▸ **Task goal**
Quote the listing below in full and exactly as written, but omit every picture.

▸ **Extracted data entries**
--- START ---

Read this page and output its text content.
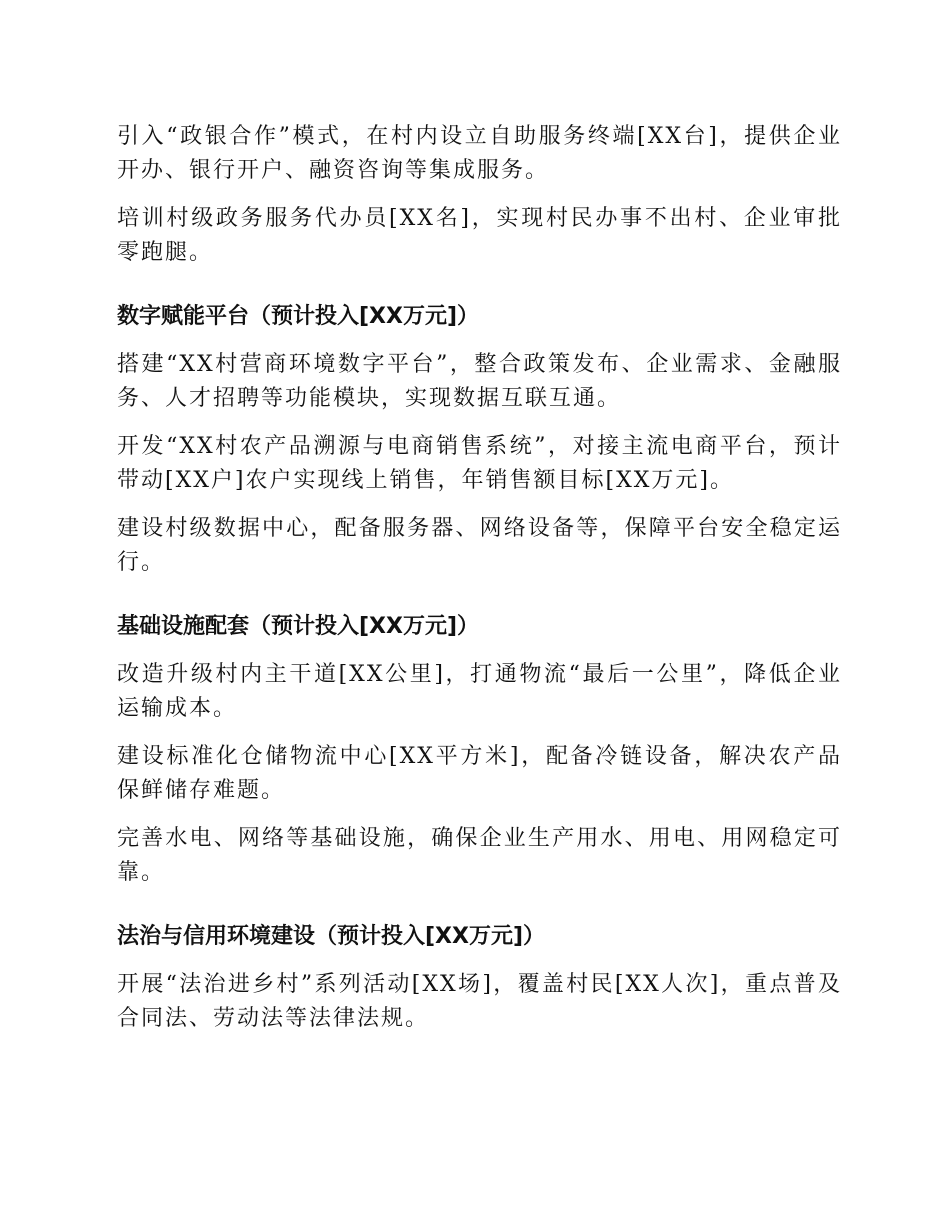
引入“政银合作”模式，在村内设立自助服务终端[XX台]，提供企业开办、银行开户、融资咨询等集成服务。

培训村级政务服务代办员[XX名]，实现村民办事不出村、企业审批零跑腿。

数字赋能平台（预计投入[XX万元]）

搭建“XX村营商环境数字平台”，整合政策发布、企业需求、金融服务、人才招聘等功能模块，实现数据互联互通。

开发“XX村农产品溯源与电商销售系统”，对接主流电商平台，预计带动[XX户]农户实现线上销售，年销售额目标[XX万元]。

建设村级数据中心，配备服务器、网络设备等，保障平台安全稳定运行。

基础设施配套（预计投入[XX万元]）

改造升级村内主干道[XX公里]，打通物流“最后一公里”，降低企业运输成本。

建设标准化仓储物流中心[XX平方米]，配备冷链设备，解决农产品保鲜储存难题。

完善水电、网络等基础设施，确保企业生产用水、用电、用网稳定可靠。

法治与信用环境建设（预计投入[XX万元]）

开展“法治进乡村”系列活动[XX场]，覆盖村民[XX人次]，重点普及合同法、劳动法等法律法规。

--- END ---

▸ **Exercise response**
Read this page and output its text content.
引入“政银合作”模式，在村内设立自助服务终端[XX台]，提供企业开办、银行开户、融资咨询等集成服务。

培训村级政务服务代办员[XX名]，实现村民办事不出村、企业审批零跑腿。

数字赋能平台（预计投入[XX万元]）

搭建“XX村营商环境数字平台”，整合政策发布、企业需求、金融服务、人才招聘等功能模块，实现数据互联互通。

开发“XX村农产品溯源与电商销售系统”，对接主流电商平台，预计带动[XX户]农户实现线上销售，年销售额目标[XX万元]。

建设村级数据中心，配备服务器、网络设备等，保障平台安全稳定运行。

基础设施配套（预计投入[XX万元]）

改造升级村内主干道[XX公里]，打通物流“最后一公里”，降低企业运输成本。

建设标准化仓储物流中心[XX平方米]，配备冷链设备，解决农产品保鲜储存难题。

完善水电、网络等基础设施，确保企业生产用水、用电、用网稳定可靠。

法治与信用环境建设（预计投入[XX万元]）

开展“法治进乡村”系列活动[XX场]，覆盖村民[XX人次]，重点普及合同法、劳动法等法律法规。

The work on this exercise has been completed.